*DO THIS*. Gather up every line from the entries below that uses the word "changed".

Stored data

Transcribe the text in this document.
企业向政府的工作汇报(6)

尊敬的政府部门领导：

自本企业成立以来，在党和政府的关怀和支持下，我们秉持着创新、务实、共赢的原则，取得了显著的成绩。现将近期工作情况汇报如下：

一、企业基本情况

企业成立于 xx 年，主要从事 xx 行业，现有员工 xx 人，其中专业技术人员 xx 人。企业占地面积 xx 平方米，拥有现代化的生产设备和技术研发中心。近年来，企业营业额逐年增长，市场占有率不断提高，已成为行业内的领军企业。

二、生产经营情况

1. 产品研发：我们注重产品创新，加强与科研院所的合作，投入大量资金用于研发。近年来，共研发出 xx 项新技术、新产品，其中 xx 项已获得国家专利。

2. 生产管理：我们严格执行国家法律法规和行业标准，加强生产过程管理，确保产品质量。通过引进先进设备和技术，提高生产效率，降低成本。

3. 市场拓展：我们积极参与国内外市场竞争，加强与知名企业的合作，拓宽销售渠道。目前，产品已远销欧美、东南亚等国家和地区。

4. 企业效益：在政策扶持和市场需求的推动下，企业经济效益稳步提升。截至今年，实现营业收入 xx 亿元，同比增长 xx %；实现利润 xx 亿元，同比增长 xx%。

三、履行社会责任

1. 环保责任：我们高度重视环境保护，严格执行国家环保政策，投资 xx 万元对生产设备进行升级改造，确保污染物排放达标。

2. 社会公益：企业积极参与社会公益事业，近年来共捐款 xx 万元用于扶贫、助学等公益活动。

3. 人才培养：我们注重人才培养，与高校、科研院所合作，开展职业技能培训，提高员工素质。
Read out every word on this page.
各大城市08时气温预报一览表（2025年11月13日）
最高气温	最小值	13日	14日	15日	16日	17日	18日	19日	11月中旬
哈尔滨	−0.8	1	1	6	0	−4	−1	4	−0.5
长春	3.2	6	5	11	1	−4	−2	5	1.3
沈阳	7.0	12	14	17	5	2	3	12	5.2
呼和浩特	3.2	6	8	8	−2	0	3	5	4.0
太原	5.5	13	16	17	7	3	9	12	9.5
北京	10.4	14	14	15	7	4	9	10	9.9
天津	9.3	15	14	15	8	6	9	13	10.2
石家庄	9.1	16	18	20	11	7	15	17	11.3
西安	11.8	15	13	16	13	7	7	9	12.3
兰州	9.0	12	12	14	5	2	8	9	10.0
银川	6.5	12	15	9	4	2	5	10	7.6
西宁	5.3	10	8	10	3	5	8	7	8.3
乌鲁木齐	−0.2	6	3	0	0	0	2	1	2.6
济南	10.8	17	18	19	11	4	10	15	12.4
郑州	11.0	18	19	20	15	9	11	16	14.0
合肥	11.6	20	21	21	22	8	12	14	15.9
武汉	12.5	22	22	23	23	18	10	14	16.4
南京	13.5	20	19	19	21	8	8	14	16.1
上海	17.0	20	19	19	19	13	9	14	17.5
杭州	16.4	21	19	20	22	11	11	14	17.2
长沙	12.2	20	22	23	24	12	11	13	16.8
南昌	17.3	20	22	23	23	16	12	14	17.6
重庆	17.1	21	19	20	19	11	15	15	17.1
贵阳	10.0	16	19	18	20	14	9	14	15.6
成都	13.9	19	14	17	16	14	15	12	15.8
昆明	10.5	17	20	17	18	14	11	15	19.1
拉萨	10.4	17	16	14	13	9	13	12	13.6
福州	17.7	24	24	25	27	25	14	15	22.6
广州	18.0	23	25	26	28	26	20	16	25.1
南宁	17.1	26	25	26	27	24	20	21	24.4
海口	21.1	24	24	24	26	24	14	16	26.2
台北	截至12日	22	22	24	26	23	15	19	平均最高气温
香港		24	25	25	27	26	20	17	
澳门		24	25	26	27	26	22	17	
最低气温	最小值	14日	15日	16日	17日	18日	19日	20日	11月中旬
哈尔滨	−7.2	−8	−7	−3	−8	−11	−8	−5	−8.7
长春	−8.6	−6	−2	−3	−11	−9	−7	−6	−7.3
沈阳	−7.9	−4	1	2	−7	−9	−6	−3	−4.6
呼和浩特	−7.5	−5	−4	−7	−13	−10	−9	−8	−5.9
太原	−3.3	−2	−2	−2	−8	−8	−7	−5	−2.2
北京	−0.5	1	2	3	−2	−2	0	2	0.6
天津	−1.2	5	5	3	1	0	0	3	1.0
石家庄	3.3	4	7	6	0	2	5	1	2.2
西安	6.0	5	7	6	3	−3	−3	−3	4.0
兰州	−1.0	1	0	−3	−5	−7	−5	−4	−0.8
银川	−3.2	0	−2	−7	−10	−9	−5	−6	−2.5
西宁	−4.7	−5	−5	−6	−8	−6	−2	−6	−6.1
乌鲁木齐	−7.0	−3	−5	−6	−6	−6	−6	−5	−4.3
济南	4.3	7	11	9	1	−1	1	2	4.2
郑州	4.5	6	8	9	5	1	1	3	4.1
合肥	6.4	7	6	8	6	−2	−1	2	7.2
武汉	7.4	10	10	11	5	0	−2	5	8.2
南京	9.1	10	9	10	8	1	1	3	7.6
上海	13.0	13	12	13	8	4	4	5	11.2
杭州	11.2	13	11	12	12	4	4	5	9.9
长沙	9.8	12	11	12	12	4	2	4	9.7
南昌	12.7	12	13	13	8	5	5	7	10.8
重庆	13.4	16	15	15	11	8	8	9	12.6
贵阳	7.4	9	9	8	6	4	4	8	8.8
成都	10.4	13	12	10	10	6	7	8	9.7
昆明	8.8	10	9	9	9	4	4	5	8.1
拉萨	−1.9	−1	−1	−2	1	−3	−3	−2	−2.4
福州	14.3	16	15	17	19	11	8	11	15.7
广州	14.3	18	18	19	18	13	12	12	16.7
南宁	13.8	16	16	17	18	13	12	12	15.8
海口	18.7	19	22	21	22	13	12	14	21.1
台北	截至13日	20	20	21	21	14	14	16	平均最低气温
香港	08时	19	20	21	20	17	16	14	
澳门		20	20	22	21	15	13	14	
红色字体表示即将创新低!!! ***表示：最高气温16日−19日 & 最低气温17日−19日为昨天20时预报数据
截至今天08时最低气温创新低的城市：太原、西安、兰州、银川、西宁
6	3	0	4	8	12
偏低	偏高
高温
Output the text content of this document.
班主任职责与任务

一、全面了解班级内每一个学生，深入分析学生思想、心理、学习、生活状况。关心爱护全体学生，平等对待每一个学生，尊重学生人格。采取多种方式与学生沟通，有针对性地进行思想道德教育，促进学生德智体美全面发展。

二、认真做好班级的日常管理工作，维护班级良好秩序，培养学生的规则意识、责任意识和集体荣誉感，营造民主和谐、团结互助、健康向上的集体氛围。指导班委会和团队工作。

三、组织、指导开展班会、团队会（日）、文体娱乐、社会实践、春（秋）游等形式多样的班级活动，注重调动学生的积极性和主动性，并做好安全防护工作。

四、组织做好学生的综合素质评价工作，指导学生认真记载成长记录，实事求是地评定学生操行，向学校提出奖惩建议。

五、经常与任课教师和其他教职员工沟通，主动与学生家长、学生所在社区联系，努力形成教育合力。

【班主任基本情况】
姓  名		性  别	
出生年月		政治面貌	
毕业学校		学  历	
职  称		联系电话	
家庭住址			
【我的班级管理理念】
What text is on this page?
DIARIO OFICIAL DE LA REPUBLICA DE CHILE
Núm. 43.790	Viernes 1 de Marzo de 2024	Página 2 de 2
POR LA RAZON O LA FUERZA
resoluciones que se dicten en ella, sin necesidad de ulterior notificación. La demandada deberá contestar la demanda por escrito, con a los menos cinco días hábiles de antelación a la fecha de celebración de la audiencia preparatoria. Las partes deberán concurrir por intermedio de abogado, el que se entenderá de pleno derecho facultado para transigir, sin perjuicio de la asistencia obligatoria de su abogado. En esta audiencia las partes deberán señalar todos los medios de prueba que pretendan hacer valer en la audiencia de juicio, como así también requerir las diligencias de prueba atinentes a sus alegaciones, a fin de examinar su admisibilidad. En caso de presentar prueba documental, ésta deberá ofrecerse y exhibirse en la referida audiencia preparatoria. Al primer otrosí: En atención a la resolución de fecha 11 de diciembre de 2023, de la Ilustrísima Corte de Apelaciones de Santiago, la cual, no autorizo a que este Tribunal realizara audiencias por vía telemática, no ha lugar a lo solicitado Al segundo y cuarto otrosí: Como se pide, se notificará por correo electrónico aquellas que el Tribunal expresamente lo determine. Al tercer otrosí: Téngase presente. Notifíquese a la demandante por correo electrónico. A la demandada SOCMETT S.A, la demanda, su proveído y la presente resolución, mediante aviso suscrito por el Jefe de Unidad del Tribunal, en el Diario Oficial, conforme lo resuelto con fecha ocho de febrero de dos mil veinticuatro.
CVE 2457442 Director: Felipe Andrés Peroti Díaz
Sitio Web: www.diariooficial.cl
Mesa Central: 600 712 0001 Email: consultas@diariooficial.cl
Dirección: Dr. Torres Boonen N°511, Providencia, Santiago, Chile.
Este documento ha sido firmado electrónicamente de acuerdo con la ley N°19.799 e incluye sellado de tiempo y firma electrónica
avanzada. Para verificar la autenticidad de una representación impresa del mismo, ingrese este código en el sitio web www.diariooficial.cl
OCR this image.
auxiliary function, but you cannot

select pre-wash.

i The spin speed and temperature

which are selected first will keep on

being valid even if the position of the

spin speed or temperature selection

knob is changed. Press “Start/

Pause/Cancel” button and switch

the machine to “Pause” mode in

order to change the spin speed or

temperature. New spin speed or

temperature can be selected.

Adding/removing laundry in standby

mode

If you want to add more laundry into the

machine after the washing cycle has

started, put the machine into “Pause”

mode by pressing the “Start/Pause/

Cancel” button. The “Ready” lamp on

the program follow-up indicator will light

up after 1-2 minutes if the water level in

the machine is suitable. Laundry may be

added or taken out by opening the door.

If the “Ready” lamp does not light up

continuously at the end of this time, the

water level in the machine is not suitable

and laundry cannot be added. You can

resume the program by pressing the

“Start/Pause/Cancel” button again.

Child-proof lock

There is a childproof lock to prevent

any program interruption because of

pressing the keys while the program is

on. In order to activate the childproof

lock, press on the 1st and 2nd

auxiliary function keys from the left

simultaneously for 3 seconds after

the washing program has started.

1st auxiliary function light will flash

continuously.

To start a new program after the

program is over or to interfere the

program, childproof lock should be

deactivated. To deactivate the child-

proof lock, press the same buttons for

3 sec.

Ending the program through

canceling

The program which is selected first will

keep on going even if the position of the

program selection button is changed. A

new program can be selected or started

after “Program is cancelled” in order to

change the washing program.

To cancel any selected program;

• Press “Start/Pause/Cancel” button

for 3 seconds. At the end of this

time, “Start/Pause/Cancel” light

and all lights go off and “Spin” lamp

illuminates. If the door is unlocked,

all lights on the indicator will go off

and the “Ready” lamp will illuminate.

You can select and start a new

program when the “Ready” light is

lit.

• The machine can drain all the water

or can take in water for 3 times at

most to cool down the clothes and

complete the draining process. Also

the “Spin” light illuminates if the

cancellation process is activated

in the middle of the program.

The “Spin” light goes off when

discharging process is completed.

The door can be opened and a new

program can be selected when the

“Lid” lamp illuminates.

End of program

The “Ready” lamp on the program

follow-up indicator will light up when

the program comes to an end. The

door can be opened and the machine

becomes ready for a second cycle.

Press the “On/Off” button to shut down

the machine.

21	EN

*EXPECTED ANSWER*.
knob is changed. Press “Start/
program selection button is changed. A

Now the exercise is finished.